◆ **Task prompt**: In the entries below, count every line containing "share". Reply with the number alone.

(Dataset items)
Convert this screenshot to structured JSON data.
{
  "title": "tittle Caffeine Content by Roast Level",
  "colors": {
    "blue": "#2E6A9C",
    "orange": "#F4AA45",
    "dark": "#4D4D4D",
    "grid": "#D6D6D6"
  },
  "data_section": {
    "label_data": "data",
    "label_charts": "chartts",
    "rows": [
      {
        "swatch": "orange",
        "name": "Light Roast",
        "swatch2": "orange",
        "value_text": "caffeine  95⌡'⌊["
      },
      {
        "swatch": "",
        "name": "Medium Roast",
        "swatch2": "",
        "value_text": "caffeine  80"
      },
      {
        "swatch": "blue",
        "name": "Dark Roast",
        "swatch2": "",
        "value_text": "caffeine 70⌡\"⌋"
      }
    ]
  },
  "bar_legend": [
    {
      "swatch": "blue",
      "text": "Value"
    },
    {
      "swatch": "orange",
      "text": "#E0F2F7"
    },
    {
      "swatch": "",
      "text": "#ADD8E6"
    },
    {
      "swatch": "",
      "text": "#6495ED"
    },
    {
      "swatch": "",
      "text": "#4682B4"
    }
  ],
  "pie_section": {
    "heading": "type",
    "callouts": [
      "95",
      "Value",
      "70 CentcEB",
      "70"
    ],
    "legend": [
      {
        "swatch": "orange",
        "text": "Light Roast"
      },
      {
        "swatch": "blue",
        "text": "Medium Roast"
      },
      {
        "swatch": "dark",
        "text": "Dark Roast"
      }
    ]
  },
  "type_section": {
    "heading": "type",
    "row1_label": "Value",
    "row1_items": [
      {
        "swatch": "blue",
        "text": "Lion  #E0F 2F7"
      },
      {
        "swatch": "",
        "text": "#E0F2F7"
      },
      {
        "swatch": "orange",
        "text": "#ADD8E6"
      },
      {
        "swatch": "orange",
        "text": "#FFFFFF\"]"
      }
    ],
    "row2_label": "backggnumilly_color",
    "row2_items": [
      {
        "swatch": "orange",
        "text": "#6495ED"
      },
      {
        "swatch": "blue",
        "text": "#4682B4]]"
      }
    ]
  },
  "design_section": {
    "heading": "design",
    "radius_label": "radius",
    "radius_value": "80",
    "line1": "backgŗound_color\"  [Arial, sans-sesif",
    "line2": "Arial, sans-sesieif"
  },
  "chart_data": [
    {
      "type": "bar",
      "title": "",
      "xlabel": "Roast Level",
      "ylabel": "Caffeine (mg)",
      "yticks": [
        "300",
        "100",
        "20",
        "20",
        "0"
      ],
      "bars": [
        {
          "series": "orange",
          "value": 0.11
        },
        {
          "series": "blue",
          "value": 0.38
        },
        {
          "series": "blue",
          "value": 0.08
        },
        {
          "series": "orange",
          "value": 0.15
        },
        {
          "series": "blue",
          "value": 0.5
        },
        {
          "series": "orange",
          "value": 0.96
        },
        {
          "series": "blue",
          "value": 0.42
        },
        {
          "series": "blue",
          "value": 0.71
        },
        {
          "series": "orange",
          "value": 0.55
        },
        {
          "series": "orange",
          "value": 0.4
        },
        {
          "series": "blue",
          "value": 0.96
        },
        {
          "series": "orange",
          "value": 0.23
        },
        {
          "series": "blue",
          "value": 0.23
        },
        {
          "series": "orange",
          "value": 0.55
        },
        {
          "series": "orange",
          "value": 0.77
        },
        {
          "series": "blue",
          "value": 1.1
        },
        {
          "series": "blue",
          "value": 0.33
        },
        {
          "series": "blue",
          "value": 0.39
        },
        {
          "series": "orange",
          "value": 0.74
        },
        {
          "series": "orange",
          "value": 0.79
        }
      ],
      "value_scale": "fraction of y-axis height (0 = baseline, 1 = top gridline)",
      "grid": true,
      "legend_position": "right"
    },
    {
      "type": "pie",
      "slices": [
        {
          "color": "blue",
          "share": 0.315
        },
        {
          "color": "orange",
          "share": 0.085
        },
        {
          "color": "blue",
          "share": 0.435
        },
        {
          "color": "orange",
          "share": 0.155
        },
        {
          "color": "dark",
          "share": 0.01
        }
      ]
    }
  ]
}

◆ **Final answer**: 5